TASK REQUIREMENTS
Copy the Solaris dynamic reconfiguration bug notes below word for word, in their entirety.

DOCUMENT EXTRACT
(begin)

Description: A cfgadm(1M) unconfigure operation on permanent memory executed on a system with a glm driver that is active might hang. The problem is specific to DR operations involving permanent memory, which require that the system be quiesced by means of suspend/resume. The problem lies with the glm driver. This bug affects domains running both Solaris 8 and Solaris 9 operating environments.

Workaround: Do not unconfigure permanent memory in the system if the glm driver is active.

System Panic During ddi_attach sequence (BugID 4797110)

Description: Unconfiguring a hsPCI or hsPCI+ I/O board while a PCI option card is being configured into it causes a system panic. For example, the panic would occur if the following commands were executed simultaneously. In this example, pcisch18:e03b1slot2 is one of the four PCI slots on IO3:

Workaround: Do not execute a PCI hotplug operation while a hsPCI or hsPCI+ I/O board is being unconfigured.

Panic: mp_cpu_quiesce: cpu_thread != cpu_idle_thread (BugID 4873353)

(end)

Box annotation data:
(begin)

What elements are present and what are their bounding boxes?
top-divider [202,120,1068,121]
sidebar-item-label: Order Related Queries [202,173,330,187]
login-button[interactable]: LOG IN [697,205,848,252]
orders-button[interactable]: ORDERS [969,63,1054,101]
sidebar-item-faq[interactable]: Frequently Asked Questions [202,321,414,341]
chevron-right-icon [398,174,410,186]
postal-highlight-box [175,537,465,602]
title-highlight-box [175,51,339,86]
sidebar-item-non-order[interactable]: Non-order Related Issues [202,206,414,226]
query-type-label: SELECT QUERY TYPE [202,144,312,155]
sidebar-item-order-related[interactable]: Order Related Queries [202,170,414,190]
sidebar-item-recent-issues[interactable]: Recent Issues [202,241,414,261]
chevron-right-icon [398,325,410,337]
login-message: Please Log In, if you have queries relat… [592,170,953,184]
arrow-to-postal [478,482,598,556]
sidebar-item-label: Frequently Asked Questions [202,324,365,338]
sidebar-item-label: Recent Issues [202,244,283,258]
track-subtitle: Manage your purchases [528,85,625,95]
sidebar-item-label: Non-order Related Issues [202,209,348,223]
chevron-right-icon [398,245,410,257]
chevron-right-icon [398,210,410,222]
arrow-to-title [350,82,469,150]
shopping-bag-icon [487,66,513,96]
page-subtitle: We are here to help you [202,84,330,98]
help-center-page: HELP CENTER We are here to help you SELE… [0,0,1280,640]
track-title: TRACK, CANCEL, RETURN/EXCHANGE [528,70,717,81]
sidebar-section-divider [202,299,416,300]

(end)

OUTPUT FOR THIS TASK
Description: A cfgadm(1M) unconfigure operation on permanent memory executed on a system with a glm driver that is active might hang. The problem is specific to DR operations involving permanent memory, which require that the system be quiesced by means of suspend/resume. The problem lies with the glm driver. This bug affects domains running both Solaris 8 and Solaris 9 operating environments.

Workaround: Do not unconfigure permanent memory in the system if the glm driver is active.

System Panic During ddi_attach sequence (BugID 4797110)

Description: Unconfiguring a hsPCI or hsPCI+ I/O board while a PCI option card is being configured into it causes a system panic. For example, the panic would occur if the following commands were executed simultaneously. In this example, pcisch18:e03b1slot2 is one of the four PCI slots on IO3:

Workaround: Do not execute a PCI hotplug operation while a hsPCI or hsPCI+ I/O board is being unconfigured.

Panic: mp_cpu_quiesce: cpu_thread != cpu_idle_thread (BugID 4873353)